**What is expected**.
The records that follow must be repeated verbatim, every one of them.

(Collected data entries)

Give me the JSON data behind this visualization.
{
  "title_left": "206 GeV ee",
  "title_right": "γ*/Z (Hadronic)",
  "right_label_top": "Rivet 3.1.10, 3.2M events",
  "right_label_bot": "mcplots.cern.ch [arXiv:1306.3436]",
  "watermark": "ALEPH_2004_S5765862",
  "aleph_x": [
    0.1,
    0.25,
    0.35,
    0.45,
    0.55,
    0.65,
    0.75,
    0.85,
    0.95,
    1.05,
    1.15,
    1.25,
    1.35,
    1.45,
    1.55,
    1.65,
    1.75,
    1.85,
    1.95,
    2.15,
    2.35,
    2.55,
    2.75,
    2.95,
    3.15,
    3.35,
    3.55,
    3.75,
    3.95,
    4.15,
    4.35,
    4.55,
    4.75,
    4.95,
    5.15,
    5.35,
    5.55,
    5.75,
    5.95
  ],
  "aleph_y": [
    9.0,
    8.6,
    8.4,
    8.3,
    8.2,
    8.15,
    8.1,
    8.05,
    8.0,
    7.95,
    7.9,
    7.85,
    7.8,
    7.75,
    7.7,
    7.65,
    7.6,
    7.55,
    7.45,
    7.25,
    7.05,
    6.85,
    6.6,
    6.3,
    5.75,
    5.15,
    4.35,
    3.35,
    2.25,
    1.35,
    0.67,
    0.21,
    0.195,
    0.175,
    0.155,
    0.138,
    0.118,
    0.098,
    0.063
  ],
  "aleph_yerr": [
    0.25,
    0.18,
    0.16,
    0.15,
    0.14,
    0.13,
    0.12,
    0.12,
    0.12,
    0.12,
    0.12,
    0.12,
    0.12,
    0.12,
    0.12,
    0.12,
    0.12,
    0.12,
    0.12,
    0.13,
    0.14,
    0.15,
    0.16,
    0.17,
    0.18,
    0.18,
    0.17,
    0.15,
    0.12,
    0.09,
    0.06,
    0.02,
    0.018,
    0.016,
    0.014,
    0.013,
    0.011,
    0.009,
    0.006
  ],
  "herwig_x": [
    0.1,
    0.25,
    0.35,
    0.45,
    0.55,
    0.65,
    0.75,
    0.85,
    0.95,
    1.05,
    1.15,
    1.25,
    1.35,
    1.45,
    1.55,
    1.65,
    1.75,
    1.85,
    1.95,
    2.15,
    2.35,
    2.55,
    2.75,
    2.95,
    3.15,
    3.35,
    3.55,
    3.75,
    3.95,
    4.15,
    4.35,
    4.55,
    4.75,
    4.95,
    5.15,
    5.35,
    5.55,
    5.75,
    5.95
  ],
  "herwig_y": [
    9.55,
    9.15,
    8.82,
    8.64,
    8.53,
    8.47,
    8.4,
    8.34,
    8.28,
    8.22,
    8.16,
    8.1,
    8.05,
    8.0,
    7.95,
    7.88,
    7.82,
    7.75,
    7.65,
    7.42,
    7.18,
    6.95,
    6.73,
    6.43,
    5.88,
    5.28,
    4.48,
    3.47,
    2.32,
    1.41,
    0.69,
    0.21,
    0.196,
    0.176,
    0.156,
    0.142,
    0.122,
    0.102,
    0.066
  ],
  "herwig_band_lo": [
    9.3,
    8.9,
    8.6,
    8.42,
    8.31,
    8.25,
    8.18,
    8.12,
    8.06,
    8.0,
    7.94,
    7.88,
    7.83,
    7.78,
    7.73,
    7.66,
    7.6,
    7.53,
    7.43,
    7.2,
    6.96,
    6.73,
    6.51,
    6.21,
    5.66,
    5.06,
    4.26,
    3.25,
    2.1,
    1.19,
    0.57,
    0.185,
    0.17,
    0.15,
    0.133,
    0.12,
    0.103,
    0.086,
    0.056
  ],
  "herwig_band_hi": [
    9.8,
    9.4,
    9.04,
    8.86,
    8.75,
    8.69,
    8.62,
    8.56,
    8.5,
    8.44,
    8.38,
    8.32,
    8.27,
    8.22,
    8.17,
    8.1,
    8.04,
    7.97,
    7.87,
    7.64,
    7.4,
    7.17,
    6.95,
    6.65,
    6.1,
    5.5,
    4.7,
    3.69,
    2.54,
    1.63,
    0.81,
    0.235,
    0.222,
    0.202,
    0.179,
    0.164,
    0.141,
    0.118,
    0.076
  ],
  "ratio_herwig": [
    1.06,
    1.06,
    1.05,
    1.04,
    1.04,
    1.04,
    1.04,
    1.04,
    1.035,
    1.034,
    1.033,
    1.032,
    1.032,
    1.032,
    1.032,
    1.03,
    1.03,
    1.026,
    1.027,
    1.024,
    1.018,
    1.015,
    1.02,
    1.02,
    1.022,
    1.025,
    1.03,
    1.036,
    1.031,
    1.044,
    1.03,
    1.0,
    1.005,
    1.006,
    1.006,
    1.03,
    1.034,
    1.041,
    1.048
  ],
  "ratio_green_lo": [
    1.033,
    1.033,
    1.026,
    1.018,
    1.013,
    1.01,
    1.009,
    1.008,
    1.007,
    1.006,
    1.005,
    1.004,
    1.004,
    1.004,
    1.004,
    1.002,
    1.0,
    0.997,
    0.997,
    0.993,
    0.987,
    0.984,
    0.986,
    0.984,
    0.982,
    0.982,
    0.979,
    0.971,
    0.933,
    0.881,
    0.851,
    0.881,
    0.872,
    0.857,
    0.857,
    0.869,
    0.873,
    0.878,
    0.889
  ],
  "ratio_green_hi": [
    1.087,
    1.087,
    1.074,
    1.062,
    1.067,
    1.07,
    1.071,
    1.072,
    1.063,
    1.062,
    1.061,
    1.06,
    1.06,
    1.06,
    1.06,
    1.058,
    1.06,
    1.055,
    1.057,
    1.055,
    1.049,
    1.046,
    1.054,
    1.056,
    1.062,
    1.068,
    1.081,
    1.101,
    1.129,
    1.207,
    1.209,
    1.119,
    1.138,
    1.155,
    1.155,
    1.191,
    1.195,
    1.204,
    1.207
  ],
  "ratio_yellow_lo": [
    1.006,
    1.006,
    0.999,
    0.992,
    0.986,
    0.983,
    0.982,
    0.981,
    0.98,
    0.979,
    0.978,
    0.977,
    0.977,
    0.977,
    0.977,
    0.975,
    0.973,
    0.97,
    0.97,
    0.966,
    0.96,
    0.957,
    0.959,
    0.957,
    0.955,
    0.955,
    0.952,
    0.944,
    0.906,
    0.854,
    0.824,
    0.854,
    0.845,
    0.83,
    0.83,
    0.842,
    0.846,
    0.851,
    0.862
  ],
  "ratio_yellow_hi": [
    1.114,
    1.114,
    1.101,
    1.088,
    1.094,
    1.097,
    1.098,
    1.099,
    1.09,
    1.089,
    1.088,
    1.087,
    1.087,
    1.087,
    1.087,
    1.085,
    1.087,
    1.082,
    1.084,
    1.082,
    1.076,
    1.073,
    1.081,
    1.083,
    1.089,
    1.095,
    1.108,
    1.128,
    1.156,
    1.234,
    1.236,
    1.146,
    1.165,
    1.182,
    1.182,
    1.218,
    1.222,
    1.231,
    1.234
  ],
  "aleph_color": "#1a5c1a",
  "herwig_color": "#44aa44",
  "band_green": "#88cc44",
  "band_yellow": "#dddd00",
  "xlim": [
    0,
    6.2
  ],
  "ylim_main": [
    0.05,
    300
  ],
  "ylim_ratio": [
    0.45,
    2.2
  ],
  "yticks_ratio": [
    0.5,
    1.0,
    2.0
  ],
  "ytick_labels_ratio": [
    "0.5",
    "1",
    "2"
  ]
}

**Correct result**.
Give me the JSON data behind this visualization.
{
  "title_left": "206 GeV ee",
  "title_right": "γ*/Z (Hadronic)",
  "right_label_top": "Rivet 3.1.10, 3.2M events",
  "right_label_bot": "mcplots.cern.ch [arXiv:1306.3436]",
  "watermark": "ALEPH_2004_S5765862",
  "aleph_x": [
    0.1,
    0.25,
    0.35,
    0.45,
    0.55,
    0.65,
    0.75,
    0.85,
    0.95,
    1.05,
    1.15,
    1.25,
    1.35,
    1.45,
    1.55,
    1.65,
    1.75,
    1.85,
    1.95,
    2.15,
    2.35,
    2.55,
    2.75,
    2.95,
    3.15,
    3.35,
    3.55,
    3.75,
    3.95,
    4.15,
    4.35,
    4.55,
    4.75,
    4.95,
    5.15,
    5.35,
    5.55,
    5.75,
    5.95
  ],
  "aleph_y": [
    9.0,
    8.6,
    8.4,
    8.3,
    8.2,
    8.15,
    8.1,
    8.05,
    8.0,
    7.95,
    7.9,
    7.85,
    7.8,
    7.75,
    7.7,
    7.65,
    7.6,
    7.55,
    7.45,
    7.25,
    7.05,
    6.85,
    6.6,
    6.3,
    5.75,
    5.15,
    4.35,
    3.35,
    2.25,
    1.35,
    0.67,
    0.21,
    0.195,
    0.175,
    0.155,
    0.138,
    0.118,
    0.098,
    0.063
  ],
  "aleph_yerr": [
    0.25,
    0.18,
    0.16,
    0.15,
    0.14,
    0.13,
    0.12,
    0.12,
    0.12,
    0.12,
    0.12,
    0.12,
    0.12,
    0.12,
    0.12,
    0.12,
    0.12,
    0.12,
    0.12,
    0.13,
    0.14,
    0.15,
    0.16,
    0.17,
    0.18,
    0.18,
    0.17,
    0.15,
    0.12,
    0.09,
    0.06,
    0.02,
    0.018,
    0.016,
    0.014,
    0.013,
    0.011,
    0.009,
    0.006
  ],
  "herwig_x": [
    0.1,
    0.25,
    0.35,
    0.45,
    0.55,
    0.65,
    0.75,
    0.85,
    0.95,
    1.05,
    1.15,
    1.25,
    1.35,
    1.45,
    1.55,
    1.65,
    1.75,
    1.85,
    1.95,
    2.15,
    2.35,
    2.55,
    2.75,
    2.95,
    3.15,
    3.35,
    3.55,
    3.75,
    3.95,
    4.15,
    4.35,
    4.55,
    4.75,
    4.95,
    5.15,
    5.35,
    5.55,
    5.75,
    5.95
  ],
  "herwig_y": [
    9.55,
    9.15,
    8.82,
    8.64,
    8.53,
    8.47,
    8.4,
    8.34,
    8.28,
    8.22,
    8.16,
    8.1,
    8.05,
    8.0,
    7.95,
    7.88,
    7.82,
    7.75,
    7.65,
    7.42,
    7.18,
    6.95,
    6.73,
    6.43,
    5.88,
    5.28,
    4.48,
    3.47,
    2.32,
    1.41,
    0.69,
    0.21,
    0.196,
    0.176,
    0.156,
    0.142,
    0.122,
    0.102,
    0.066
  ],
  "herwig_band_lo": [
    9.3,
    8.9,
    8.6,
    8.42,
    8.31,
    8.25,
    8.18,
    8.12,
    8.06,
    8.0,
    7.94,
    7.88,
    7.83,
    7.78,
    7.73,
    7.66,
    7.6,
    7.53,
    7.43,
    7.2,
    6.96,
    6.73,
    6.51,
    6.21,
    5.66,
    5.06,
    4.26,
    3.25,
    2.1,
    1.19,
    0.57,
    0.185,
    0.17,
    0.15,
    0.133,
    0.12,
    0.103,
    0.086,
    0.056
  ],
  "herwig_band_hi": [
    9.8,
    9.4,
    9.04,
    8.86,
    8.75,
    8.69,
    8.62,
    8.56,
    8.5,
    8.44,
    8.38,
    8.32,
    8.27,
    8.22,
    8.17,
    8.1,
    8.04,
    7.97,
    7.87,
    7.64,
    7.4,
    7.17,
    6.95,
    6.65,
    6.1,
    5.5,
    4.7,
    3.69,
    2.54,
    1.63,
    0.81,
    0.235,
    0.222,
    0.202,
    0.179,
    0.164,
    0.141,
    0.118,
    0.076
  ],
  "ratio_herwig": [
    1.06,
    1.06,
    1.05,
    1.04,
    1.04,
    1.04,
    1.04,
    1.04,
    1.035,
    1.034,
    1.033,
    1.032,
    1.032,
    1.032,
    1.032,
    1.03,
    1.03,
    1.026,
    1.027,
    1.024,
    1.018,
    1.015,
    1.02,
    1.02,
    1.022,
    1.025,
    1.03,
    1.036,
    1.031,
    1.044,
    1.03,
    1.0,
    1.005,
    1.006,
    1.006,
    1.03,
    1.034,
    1.041,
    1.048
  ],
  "ratio_green_lo": [
    1.033,
    1.033,
    1.026,
    1.018,
    1.013,
    1.01,
    1.009,
    1.008,
    1.007,
    1.006,
    1.005,
    1.004,
    1.004,
    1.004,
    1.004,
    1.002,
    1.0,
    0.997,
    0.997,
    0.993,
    0.987,
    0.984,
    0.986,
    0.984,
    0.982,
    0.982,
    0.979,
    0.971,
    0.933,
    0.881,
    0.851,
    0.881,
    0.872,
    0.857,
    0.857,
    0.869,
    0.873,
    0.878,
    0.889
  ],
  "ratio_green_hi": [
    1.087,
    1.087,
    1.074,
    1.062,
    1.067,
    1.07,
    1.071,
    1.072,
    1.063,
    1.062,
    1.061,
    1.06,
    1.06,
    1.06,
    1.06,
    1.058,
    1.06,
    1.055,
    1.057,
    1.055,
    1.049,
    1.046,
    1.054,
    1.056,
    1.062,
    1.068,
    1.081,
    1.101,
    1.129,
    1.207,
    1.209,
    1.119,
    1.138,
    1.155,
    1.155,
    1.191,
    1.195,
    1.204,
    1.207
  ],
  "ratio_yellow_lo": [
    1.006,
    1.006,
    0.999,
    0.992,
    0.986,
    0.983,
    0.982,
    0.981,
    0.98,
    0.979,
    0.978,
    0.977,
    0.977,
    0.977,
    0.977,
    0.975,
    0.973,
    0.97,
    0.97,
    0.966,
    0.96,
    0.957,
    0.959,
    0.957,
    0.955,
    0.955,
    0.952,
    0.944,
    0.906,
    0.854,
    0.824,
    0.854,
    0.845,
    0.83,
    0.83,
    0.842,
    0.846,
    0.851,
    0.862
  ],
  "ratio_yellow_hi": [
    1.114,
    1.114,
    1.101,
    1.088,
    1.094,
    1.097,
    1.098,
    1.099,
    1.09,
    1.089,
    1.088,
    1.087,
    1.087,
    1.087,
    1.087,
    1.085,
    1.087,
    1.082,
    1.084,
    1.082,
    1.076,
    1.073,
    1.081,
    1.083,
    1.089,
    1.095,
    1.108,
    1.128,
    1.156,
    1.234,
    1.236,
    1.146,
    1.165,
    1.182,
    1.182,
    1.218,
    1.222,
    1.231,
    1.234
  ],
  "aleph_color": "#1a5c1a",
  "herwig_color": "#44aa44",
  "band_green": "#88cc44",
  "band_yellow": "#dddd00",
  "xlim": [
    0,
    6.2
  ],
  "ylim_main": [
    0.05,
    300
  ],
  "ylim_ratio": [
    0.45,
    2.2
  ],
  "yticks_ratio": [
    0.5,
    1.0,
    2.0
  ],
  "ytick_labels_ratio": [
    "0.5",
    "1",
    "2"
  ]
}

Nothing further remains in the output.